◆ **YOUR GOAL**
Copy out each line featuring the string "Downforce" from the entries beneath.

═══

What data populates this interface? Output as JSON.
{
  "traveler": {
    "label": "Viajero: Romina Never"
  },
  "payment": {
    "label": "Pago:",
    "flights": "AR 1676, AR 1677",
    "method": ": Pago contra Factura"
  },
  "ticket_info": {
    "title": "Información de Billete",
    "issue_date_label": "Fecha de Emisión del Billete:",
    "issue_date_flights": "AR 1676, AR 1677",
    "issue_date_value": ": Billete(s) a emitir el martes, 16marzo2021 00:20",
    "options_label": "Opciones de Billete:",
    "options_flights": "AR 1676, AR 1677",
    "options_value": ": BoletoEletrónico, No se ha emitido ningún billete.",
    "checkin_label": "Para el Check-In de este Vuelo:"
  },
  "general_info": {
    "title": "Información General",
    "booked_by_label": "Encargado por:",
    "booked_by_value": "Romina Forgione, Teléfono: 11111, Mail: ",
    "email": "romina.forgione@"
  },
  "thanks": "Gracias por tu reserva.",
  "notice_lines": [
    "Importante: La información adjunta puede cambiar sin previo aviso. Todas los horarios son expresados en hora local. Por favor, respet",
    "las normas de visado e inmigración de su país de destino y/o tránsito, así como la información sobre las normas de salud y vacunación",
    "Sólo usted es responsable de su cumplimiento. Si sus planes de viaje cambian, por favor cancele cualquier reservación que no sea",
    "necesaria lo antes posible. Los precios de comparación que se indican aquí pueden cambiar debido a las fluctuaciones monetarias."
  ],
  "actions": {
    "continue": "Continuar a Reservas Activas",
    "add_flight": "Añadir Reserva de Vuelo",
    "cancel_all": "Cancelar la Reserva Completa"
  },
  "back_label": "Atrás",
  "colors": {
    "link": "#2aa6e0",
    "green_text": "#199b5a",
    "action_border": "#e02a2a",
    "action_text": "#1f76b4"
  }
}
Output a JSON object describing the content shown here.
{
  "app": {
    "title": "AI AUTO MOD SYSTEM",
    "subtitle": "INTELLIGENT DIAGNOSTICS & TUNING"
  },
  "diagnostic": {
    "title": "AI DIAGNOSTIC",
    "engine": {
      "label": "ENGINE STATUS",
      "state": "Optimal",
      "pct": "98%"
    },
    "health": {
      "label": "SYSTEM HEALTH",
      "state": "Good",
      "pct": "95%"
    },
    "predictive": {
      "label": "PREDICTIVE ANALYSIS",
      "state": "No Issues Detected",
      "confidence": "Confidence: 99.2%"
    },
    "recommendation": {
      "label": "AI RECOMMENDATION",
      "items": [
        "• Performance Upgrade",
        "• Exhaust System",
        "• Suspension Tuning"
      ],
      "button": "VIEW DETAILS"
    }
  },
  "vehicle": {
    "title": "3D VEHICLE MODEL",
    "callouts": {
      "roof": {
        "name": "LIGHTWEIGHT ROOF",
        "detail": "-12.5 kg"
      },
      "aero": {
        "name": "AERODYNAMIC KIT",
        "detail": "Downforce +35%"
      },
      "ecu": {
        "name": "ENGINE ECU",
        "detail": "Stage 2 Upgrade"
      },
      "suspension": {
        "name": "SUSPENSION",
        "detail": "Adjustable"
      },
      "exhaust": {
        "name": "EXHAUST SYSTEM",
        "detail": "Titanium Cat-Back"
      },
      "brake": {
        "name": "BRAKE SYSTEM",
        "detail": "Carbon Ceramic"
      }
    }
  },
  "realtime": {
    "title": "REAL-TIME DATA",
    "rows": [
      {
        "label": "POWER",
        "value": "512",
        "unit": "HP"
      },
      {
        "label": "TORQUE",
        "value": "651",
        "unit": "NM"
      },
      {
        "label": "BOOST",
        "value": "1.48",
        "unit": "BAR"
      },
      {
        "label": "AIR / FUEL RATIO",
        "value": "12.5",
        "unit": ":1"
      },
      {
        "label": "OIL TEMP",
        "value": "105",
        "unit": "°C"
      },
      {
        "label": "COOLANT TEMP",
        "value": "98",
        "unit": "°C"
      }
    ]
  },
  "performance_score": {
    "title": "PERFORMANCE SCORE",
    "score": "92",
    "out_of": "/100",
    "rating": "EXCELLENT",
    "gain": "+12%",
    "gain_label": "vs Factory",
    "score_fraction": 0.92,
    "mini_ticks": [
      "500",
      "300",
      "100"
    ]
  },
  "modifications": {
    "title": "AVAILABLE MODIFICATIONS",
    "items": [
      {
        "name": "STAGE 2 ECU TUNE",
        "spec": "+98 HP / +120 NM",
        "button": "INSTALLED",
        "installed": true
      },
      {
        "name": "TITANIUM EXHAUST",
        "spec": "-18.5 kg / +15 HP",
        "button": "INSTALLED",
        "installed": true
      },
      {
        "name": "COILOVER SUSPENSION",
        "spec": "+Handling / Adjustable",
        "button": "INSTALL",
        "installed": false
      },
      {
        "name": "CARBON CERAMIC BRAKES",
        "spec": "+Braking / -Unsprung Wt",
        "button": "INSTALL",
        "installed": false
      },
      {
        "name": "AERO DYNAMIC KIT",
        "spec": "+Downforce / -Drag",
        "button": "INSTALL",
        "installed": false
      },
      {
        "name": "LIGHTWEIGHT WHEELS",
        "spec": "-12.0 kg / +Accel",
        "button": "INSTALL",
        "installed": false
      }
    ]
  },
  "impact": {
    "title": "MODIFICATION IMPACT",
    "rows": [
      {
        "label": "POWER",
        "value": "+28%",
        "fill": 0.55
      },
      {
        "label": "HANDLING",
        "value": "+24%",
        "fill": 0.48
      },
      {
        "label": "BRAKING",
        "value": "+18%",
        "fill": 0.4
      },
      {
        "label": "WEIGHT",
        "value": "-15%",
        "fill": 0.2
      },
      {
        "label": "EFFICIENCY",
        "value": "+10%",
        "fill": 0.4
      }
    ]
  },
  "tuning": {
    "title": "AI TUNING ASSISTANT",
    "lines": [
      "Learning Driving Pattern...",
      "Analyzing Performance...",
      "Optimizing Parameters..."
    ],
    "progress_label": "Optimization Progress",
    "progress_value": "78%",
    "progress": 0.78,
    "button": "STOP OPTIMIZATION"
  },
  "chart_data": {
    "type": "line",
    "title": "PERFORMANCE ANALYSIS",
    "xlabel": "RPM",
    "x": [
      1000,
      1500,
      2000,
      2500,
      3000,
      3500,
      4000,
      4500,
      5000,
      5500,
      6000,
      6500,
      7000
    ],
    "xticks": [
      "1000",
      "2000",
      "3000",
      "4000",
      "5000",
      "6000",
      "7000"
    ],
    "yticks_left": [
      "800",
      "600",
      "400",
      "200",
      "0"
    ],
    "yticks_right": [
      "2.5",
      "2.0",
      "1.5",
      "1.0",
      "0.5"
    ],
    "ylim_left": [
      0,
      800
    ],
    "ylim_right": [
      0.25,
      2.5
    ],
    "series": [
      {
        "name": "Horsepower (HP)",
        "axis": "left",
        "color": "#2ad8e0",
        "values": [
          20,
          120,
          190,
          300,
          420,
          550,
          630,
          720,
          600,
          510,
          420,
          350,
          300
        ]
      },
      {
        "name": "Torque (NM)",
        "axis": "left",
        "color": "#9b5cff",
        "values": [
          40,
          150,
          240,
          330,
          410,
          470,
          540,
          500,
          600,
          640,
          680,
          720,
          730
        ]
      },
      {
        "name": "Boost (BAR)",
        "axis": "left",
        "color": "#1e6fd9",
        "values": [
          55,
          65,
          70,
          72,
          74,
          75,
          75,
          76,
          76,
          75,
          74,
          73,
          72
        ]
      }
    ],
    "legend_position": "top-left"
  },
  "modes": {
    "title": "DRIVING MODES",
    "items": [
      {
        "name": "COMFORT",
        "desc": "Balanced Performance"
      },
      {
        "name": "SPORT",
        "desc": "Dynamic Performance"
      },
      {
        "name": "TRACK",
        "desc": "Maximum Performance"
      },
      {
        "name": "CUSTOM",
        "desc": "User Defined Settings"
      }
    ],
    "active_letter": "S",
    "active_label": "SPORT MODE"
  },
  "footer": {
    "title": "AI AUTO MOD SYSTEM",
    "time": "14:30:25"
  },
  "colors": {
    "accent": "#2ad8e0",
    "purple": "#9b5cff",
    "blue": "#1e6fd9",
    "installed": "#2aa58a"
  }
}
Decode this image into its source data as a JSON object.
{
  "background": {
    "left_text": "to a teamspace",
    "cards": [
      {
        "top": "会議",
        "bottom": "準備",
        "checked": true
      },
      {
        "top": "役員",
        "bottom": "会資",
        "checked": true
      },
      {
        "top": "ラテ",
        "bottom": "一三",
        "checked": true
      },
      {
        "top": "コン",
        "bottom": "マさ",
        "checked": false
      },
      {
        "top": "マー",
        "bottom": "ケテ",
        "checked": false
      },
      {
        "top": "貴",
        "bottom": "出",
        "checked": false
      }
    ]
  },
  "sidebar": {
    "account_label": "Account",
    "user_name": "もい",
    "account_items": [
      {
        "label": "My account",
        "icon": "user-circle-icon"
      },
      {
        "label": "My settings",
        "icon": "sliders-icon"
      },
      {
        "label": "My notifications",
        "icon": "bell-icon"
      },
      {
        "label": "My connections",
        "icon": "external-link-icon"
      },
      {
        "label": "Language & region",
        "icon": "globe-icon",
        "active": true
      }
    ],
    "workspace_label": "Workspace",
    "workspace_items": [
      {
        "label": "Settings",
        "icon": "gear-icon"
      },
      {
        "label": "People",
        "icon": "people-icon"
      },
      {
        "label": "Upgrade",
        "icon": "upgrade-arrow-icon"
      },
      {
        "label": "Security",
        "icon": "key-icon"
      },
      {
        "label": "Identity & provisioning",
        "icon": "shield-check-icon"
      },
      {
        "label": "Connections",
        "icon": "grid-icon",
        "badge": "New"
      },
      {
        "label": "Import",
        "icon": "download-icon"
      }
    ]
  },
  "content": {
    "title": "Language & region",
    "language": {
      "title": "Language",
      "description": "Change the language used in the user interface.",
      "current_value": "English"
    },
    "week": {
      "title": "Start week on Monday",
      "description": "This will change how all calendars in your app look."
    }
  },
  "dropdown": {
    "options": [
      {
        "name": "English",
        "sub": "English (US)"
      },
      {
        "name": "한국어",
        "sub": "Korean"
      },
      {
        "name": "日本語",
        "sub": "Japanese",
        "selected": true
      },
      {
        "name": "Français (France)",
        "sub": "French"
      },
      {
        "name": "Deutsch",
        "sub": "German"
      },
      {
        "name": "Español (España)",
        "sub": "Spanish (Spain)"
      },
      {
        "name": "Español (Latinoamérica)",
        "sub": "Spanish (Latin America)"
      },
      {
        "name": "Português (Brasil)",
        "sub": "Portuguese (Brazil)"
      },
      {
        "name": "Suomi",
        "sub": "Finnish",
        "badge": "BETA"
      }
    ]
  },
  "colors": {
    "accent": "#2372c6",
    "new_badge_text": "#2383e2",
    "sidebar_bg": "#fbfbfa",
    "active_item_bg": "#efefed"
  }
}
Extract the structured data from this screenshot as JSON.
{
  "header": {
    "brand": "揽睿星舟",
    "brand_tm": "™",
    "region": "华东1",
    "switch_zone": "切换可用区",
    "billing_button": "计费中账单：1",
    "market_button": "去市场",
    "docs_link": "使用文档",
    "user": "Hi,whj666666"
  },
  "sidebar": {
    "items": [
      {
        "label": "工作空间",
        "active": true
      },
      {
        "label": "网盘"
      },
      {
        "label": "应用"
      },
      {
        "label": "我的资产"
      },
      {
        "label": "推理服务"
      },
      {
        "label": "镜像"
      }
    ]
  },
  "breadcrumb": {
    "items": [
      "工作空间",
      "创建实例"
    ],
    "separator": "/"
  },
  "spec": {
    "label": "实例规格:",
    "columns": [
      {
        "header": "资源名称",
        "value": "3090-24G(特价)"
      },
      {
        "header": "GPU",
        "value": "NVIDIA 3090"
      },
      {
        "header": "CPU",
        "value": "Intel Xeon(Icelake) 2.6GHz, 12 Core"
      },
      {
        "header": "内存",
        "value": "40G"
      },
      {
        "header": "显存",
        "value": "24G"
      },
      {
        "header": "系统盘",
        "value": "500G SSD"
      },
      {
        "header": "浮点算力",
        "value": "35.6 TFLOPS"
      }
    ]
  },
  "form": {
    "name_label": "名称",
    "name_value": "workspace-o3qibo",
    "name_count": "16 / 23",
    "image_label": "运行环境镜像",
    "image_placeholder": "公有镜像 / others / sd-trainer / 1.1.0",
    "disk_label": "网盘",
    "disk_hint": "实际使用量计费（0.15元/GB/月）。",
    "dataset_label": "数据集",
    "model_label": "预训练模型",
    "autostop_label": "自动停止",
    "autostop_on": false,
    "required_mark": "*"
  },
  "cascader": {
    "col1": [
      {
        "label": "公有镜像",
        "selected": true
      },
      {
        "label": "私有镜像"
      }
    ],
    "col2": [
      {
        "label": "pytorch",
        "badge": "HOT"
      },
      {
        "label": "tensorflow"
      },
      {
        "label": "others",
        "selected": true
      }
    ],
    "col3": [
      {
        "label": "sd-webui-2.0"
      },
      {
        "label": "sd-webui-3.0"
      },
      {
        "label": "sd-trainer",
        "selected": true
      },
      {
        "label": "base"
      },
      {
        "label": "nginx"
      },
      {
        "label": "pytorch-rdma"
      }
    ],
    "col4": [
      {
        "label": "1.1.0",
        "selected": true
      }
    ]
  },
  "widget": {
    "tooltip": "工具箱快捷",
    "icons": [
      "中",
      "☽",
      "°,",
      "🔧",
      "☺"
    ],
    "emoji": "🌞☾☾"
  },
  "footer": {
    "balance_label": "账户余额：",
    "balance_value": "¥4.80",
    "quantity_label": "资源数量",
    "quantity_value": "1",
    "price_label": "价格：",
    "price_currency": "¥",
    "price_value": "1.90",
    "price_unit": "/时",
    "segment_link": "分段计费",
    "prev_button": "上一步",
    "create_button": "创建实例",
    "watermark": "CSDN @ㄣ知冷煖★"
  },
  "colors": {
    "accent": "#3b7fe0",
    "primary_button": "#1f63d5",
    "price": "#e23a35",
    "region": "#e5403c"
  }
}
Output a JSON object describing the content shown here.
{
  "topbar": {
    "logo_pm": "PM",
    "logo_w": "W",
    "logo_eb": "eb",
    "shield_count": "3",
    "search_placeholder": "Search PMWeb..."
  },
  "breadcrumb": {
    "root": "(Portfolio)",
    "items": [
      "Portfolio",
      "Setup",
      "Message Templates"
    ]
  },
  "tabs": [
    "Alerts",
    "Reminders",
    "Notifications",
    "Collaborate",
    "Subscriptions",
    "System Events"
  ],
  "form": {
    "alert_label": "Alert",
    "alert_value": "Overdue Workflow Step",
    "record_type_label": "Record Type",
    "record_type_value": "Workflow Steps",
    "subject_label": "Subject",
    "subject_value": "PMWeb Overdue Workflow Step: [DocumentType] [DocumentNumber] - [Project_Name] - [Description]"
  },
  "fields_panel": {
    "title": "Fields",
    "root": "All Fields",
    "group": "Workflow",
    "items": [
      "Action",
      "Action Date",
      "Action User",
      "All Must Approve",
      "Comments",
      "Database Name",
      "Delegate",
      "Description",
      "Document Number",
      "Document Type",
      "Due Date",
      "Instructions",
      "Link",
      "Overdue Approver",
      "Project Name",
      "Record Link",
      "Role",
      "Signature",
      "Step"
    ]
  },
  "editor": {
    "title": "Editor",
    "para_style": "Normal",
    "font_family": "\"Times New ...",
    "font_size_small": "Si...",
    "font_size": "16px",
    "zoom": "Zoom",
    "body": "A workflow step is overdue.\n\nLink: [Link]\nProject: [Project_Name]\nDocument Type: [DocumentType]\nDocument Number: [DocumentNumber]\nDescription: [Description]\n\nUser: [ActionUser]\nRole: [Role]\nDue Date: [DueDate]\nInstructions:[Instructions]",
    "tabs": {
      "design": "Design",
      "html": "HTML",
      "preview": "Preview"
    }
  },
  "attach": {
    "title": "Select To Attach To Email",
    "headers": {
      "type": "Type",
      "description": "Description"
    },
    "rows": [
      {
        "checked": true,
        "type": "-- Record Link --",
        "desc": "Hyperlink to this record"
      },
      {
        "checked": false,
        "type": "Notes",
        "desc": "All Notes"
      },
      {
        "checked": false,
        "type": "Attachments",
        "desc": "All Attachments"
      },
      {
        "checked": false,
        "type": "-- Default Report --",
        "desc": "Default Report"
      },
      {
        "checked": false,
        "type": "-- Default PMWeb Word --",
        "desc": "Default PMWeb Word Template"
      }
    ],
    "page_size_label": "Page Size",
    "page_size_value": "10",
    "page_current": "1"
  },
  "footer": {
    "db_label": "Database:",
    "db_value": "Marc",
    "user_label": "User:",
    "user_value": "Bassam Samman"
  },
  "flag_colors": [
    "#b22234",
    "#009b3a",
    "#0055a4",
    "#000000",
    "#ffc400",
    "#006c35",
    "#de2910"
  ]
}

═══

◆ **CORRECT RESULT**
        "detail": "Downforce +35%"
        "spec": "+Downforce / -Drag",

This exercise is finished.